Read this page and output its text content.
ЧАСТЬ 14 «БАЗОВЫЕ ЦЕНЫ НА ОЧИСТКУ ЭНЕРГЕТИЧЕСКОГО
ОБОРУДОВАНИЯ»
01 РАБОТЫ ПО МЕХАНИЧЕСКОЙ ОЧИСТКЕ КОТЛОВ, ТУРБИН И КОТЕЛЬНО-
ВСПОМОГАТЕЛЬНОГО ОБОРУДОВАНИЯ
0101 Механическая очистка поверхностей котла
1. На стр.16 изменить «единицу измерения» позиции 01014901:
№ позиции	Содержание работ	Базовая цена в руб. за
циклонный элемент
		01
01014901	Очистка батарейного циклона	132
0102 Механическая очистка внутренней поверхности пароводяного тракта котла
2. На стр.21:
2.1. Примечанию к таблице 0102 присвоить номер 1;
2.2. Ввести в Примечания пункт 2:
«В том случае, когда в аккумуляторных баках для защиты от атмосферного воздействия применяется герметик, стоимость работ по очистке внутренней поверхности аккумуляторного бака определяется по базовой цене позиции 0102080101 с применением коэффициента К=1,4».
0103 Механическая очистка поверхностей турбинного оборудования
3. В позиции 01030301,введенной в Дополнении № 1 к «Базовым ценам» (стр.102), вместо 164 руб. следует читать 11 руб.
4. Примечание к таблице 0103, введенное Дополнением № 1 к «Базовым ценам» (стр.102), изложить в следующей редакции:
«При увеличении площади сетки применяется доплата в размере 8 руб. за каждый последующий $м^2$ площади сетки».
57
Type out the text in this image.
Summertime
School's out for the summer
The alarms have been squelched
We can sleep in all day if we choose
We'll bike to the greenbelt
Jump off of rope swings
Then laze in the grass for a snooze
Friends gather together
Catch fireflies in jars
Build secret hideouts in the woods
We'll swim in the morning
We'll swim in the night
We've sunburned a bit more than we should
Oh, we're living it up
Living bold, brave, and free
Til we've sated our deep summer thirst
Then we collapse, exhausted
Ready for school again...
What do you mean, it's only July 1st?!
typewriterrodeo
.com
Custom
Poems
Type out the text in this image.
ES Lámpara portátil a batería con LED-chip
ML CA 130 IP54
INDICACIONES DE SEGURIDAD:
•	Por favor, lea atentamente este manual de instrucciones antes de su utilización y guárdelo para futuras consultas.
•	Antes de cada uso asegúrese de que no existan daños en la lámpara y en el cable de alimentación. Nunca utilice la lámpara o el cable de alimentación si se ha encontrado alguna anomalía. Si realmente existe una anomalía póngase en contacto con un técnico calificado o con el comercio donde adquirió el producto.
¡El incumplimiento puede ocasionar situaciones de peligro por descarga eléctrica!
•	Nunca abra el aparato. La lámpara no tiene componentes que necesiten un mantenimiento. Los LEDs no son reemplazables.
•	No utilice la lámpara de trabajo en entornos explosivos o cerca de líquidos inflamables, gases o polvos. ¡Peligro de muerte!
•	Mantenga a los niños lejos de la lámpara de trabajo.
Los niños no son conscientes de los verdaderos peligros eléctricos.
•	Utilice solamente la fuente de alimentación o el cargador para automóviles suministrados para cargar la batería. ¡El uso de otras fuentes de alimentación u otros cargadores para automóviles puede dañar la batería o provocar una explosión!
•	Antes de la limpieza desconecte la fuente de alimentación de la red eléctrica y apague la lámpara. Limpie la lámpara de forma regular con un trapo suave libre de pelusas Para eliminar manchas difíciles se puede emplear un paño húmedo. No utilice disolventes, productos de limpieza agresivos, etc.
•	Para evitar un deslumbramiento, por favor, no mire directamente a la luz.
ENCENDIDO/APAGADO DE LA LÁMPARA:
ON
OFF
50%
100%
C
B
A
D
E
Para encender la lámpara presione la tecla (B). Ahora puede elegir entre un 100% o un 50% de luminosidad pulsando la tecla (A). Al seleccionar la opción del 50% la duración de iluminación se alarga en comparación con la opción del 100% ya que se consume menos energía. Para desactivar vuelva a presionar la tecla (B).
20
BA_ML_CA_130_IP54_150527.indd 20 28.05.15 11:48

-----

» **Do this**:
Show every line that contains the word "ценам".

» **Written answer**:
3. В позиции 01030301,введенной в Дополнении № 1 к «Базовым ценам» (стр.102), вместо 164 руб. следует читать 11 руб.
4. Примечание к таблице 0103, введенное Дополнением № 1 к «Базовым ценам» (стр.102), изложить в следующей редакции:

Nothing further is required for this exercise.